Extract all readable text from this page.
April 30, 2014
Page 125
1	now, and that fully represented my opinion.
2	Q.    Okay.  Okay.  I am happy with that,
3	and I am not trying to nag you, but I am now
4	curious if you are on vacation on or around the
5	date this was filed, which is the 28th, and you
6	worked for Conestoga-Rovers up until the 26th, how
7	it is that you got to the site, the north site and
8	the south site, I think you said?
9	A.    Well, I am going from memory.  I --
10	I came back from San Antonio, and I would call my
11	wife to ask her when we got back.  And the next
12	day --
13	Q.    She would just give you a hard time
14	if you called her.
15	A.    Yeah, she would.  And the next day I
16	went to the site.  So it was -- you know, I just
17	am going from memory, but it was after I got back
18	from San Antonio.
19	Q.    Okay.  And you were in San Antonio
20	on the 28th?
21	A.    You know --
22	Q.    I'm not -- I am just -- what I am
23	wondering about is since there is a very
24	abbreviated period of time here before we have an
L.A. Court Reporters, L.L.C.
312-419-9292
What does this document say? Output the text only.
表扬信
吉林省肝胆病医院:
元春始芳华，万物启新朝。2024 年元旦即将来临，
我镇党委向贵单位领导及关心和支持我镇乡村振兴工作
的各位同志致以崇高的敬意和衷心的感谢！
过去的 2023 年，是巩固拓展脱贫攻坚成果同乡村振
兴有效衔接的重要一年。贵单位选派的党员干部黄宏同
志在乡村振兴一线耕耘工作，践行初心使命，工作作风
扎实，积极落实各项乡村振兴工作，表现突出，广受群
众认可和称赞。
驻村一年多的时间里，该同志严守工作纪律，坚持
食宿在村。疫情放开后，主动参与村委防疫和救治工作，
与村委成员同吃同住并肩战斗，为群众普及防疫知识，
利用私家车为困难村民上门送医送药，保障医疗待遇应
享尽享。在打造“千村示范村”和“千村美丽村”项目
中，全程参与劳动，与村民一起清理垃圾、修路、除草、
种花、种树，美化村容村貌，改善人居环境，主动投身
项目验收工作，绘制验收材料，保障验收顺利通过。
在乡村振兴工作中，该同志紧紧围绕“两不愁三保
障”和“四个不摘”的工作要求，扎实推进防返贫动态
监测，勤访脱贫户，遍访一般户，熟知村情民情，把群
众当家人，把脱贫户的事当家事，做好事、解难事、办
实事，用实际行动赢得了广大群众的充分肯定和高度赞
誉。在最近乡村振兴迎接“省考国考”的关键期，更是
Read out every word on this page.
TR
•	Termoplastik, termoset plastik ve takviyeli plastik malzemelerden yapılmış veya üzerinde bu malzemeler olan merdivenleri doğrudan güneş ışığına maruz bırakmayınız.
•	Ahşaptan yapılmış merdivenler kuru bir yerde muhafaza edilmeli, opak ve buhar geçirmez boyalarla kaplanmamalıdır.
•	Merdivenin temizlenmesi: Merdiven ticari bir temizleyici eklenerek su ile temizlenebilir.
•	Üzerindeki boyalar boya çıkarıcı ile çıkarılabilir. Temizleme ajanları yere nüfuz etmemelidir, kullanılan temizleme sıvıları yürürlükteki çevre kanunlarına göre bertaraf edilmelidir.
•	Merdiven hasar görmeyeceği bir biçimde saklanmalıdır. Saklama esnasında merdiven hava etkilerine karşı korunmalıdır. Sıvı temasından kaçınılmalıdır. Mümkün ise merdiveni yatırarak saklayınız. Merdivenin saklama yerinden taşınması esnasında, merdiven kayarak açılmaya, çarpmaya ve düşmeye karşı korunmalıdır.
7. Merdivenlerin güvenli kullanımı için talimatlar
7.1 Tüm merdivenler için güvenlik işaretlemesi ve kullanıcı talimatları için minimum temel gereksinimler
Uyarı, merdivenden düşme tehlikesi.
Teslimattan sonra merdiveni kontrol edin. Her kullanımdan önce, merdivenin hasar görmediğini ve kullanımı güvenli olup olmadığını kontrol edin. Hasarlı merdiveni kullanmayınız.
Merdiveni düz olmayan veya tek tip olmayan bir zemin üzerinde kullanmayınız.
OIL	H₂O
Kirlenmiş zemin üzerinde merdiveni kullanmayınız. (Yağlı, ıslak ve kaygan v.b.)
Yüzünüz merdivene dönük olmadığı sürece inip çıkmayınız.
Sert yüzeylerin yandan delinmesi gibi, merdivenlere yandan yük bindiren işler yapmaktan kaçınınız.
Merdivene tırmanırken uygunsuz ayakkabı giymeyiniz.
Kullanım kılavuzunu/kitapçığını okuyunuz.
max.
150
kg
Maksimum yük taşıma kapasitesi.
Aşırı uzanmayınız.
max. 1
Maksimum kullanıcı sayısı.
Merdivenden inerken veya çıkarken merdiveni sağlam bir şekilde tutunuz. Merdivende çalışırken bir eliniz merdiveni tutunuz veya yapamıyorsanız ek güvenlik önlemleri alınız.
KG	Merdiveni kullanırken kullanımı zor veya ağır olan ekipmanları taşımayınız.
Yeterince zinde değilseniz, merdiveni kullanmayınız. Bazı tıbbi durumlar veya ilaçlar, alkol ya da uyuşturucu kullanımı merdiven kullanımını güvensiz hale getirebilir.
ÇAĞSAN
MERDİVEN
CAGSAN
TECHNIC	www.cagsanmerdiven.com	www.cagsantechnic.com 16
▬▬▬
GIVEN PROBLEM: Find each line holding the string "time" and copy it out.

WRITTEN ANSWER:
13	Q.    She would just give you a hard time
24	abbreviated period of time here before we have an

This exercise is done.